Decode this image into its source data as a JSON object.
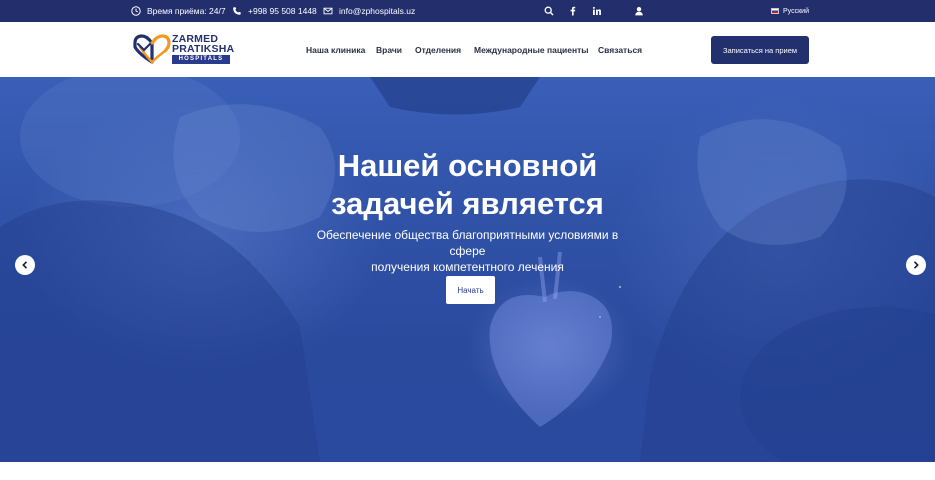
{
  "topbar": {
    "hours": "Время приёма: 24/7",
    "phone": "+998 95 508 1448",
    "email": "info@zphospitals.uz",
    "language": "Русский"
  },
  "logo": {
    "line1": "ZARMED",
    "line2": "PRATIKSHA",
    "line3": "HOSPITALS"
  },
  "nav": {
    "items": [
      {
        "label": "Наша клиника"
      },
      {
        "label": "Врачи"
      },
      {
        "label": "Отделения"
      },
      {
        "label": "Международные пациенты"
      },
      {
        "label": "Связаться"
      }
    ],
    "cta_label": "Записаться на прием"
  },
  "hero": {
    "title_line1": "Нашей основной",
    "title_line2": "задачей является",
    "subtitle_line1": "Обеспечение общества благоприятными условиями в сфере",
    "subtitle_line2": "получения компетентного лечения",
    "button_label": "Начать"
  },
  "icons": {
    "clock": "clock-icon",
    "phone": "phone-icon",
    "email": "envelope-icon",
    "search": "search-icon",
    "facebook": "facebook-icon",
    "linkedin": "linkedin-icon",
    "user": "user-icon",
    "prev": "chevron-left-icon",
    "next": "chevron-right-icon"
  },
  "colors": {
    "brand_navy": "#23306e",
    "hero_blue": "#2f51a6",
    "logo_orange": "#f39a1e"
  }
}
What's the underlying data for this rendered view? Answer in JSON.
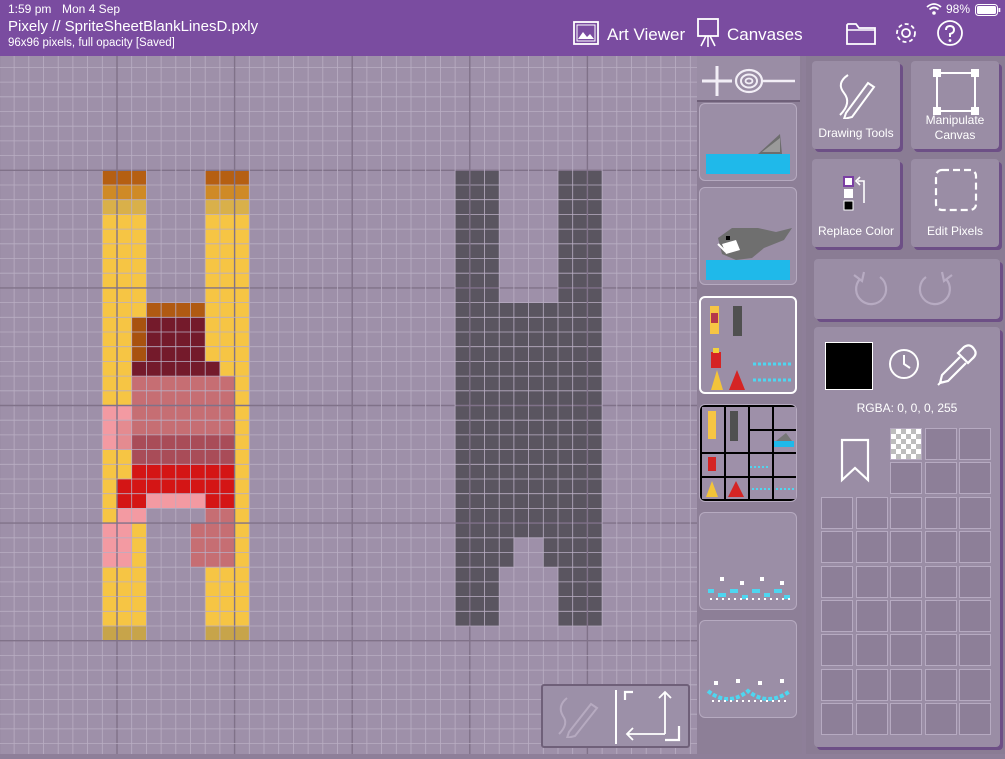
{
  "status_bar": {
    "time": "1:59 pm",
    "date": "Mon 4 Sep",
    "battery": "98%"
  },
  "title_bar": {
    "title": "Pixely // SpriteSheetBlankLinesD.pxly",
    "subtitle": "96x96 pixels, full opacity [Saved]",
    "art_viewer": "Art Viewer",
    "canvases": "Canvases"
  },
  "tools": {
    "drawing": "Drawing Tools",
    "manipulate_line1": "Manipulate",
    "manipulate_line2": "Canvas",
    "replace_color": "Replace Color",
    "edit_pixels": "Edit Pixels"
  },
  "color": {
    "current": "#000000",
    "rgba_label": "RGBA: 0, 0, 0, 255"
  },
  "colors": {
    "topbar": "#7a4ca0",
    "canvas_bg": "#9e90a9",
    "grid_line": "#b9aec3",
    "block_line": "#807289"
  },
  "icons": [
    "art-viewer-icon",
    "easel-icon",
    "folder-icon",
    "gear-icon",
    "help-icon",
    "wifi-icon",
    "battery-icon",
    "pen-icon",
    "manipulate-icon",
    "replace-color-icon",
    "edit-pixels-icon",
    "undo-icon",
    "redo-icon",
    "clock-icon",
    "eyedropper-icon",
    "bookmark-icon",
    "transparent-swatch-icon",
    "add-icon",
    "spiral-icon"
  ]
}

## [GOAL OF THE EXERCISE]
Print each entry shown above with exact wording and no pictures.

## [THE OUTPUT]
Decode this image into its source data as a JSON object.
{
  "topbar": {
    "hours": "Время приёма: 24/7",
    "phone": "+998 95 508 1448",
    "email": "info@zphospitals.uz",
    "language": "Русский"
  },
  "logo": {
    "line1": "ZARMED",
    "line2": "PRATIKSHA",
    "line3": "HOSPITALS"
  },
  "nav": {
    "items": [
      {
        "label": "Наша клиника"
      },
      {
        "label": "Врачи"
      },
      {
        "label": "Отделения"
      },
      {
        "label": "Международные пациенты"
      },
      {
        "label": "Связаться"
      }
    ],
    "cta_label": "Записаться на прием"
  },
  "hero": {
    "title_line1": "Нашей основной",
    "title_line2": "задачей является",
    "subtitle_line1": "Обеспечение общества благоприятными условиями в сфере",
    "subtitle_line2": "получения компетентного лечения",
    "button_label": "Начать"
  },
  "icons": {
    "clock": "clock-icon",
    "phone": "phone-icon",
    "email": "envelope-icon",
    "search": "search-icon",
    "facebook": "facebook-icon",
    "linkedin": "linkedin-icon",
    "user": "user-icon",
    "prev": "chevron-left-icon",
    "next": "chevron-right-icon"
  },
  "colors": {
    "brand_navy": "#23306e",
    "hero_blue": "#2f51a6",
    "logo_orange": "#f39a1e"
  }
}
What's the underlying data for this rendered view? Answer in JSON.
{
  "status_bar": {
    "time": "1:59 pm",
    "date": "Mon 4 Sep",
    "battery": "98%"
  },
  "title_bar": {
    "title": "Pixely // SpriteSheetBlankLinesD.pxly",
    "subtitle": "96x96 pixels, full opacity [Saved]",
    "art_viewer": "Art Viewer",
    "canvases": "Canvases"
  },
  "tools": {
    "drawing": "Drawing Tools",
    "manipulate_line1": "Manipulate",
    "manipulate_line2": "Canvas",
    "replace_color": "Replace Color",
    "edit_pixels": "Edit Pixels"
  },
  "color": {
    "current": "#000000",
    "rgba_label": "RGBA: 0, 0, 0, 255"
  },
  "colors": {
    "topbar": "#7a4ca0",
    "canvas_bg": "#9e90a9",
    "grid_line": "#b9aec3",
    "block_line": "#807289"
  },
  "icons": [
    "art-viewer-icon",
    "easel-icon",
    "folder-icon",
    "gear-icon",
    "help-icon",
    "wifi-icon",
    "battery-icon",
    "pen-icon",
    "manipulate-icon",
    "replace-color-icon",
    "edit-pixels-icon",
    "undo-icon",
    "redo-icon",
    "clock-icon",
    "eyedropper-icon",
    "bookmark-icon",
    "transparent-swatch-icon",
    "add-icon",
    "spiral-icon"
  ]
}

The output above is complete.